With this interview we inaugurate the cycle of publications “Pearls of Youth Work”, a series of video interviews, with related transcripts, carried out within the project DialogIn Youth Work, Erasmus Plus – KA347 – Youth Dialogue Projects.
A panel of representatives of the Italian Youth Work world will answer fundamental questions to start a scientific and constructive discussion on the topic.Federica Demicheli is the vice-president of Ninfea, which is an association for the recognition of Youth Work and the professional figure of Youth workers in Italy.
Watch the full video:
Giosef Italy: What do you do in the field of Youth Work?
Federica Demicheli : At the moment I’m mainly involved in the development of the national association Ninfea, which is an association for the recognition of Youth Work in Italy.
We are also working to create a network of Youth Work organisations in Europe. It’s something that is being born, a newborn, with the aim of working precisely on the recognition, but also on the support and support of small organizations of Youth work.
I also deal with training, always in the field of Youth work for operators at national level but especially at European level in the Euromed dimension.
And of course I’m a Youth worker, I work with children, especially in non-formal education projects in vocational schools, especially with intersectionality projects, so with migrant children with disabilities.
Giosef Italy: How to apply the international narrative to the local context to facilitate recognition processes?

════════════════════

Copy out the Youth Work interview above word for word, in full.

* _RAW DATA_

════════════════════

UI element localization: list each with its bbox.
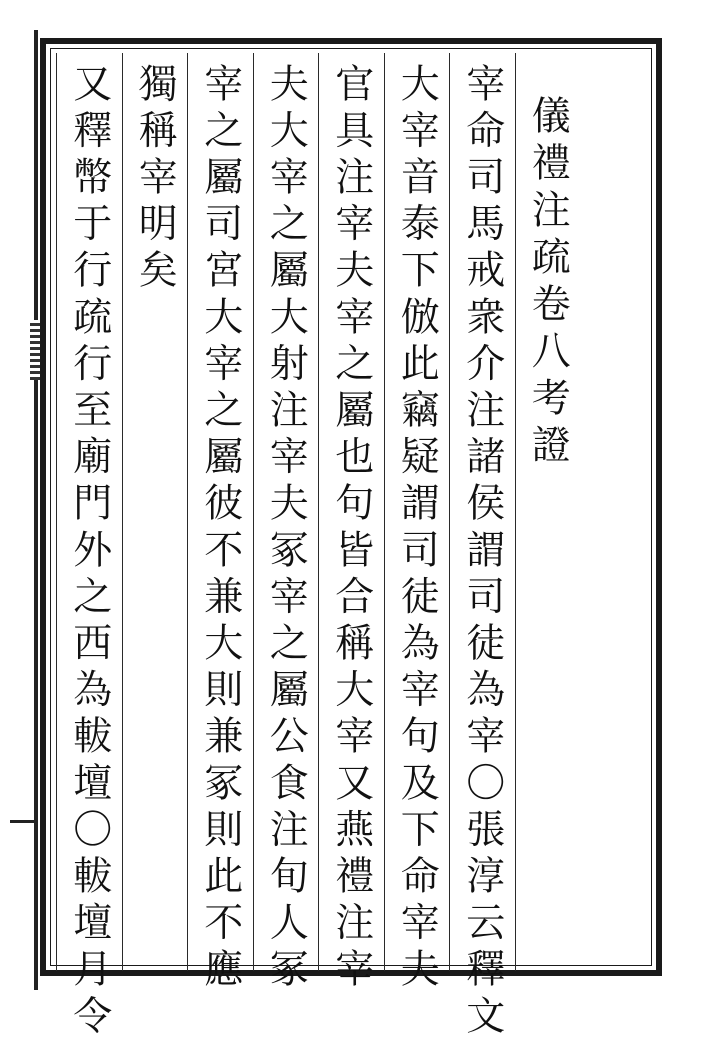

════════════════════

* _EXERCISE OUTPUT_
With this interview we inaugurate the cycle of publications “Pearls of Youth Work”, a series of video interviews, with related transcripts, carried out within the project DialogIn Youth Work, Erasmus Plus – KA347 – Youth Dialogue Projects.
A panel of representatives of the Italian Youth Work world will answer fundamental questions to start a scientific and constructive discussion on the topic.Federica Demicheli is the vice-president of Ninfea, which is an association for the recognition of Youth Work and the professional figure of Youth workers in Italy.
Watch the full video:
Giosef Italy: What do you do in the field of Youth Work?
Federica Demicheli : At the moment I’m mainly involved in the development of the national association Ninfea, which is an association for the recognition of Youth Work in Italy.
We are also working to create a network of Youth Work organisations in Europe. It’s something that is being born, a newborn, with the aim of working precisely on the recognition, but also on the support and support of small organizations of Youth work.
I also deal with training, always in the field of Youth work for operators at national level but especially at European level in the Euromed dimension.
And of course I’m a Youth worker, I work with children, especially in non-formal education projects in vocational schools, especially with intersectionality projects, so with migrant children with disabilities.
Giosef Italy: How to apply the international narrative to the local context to facilitate recognition processes?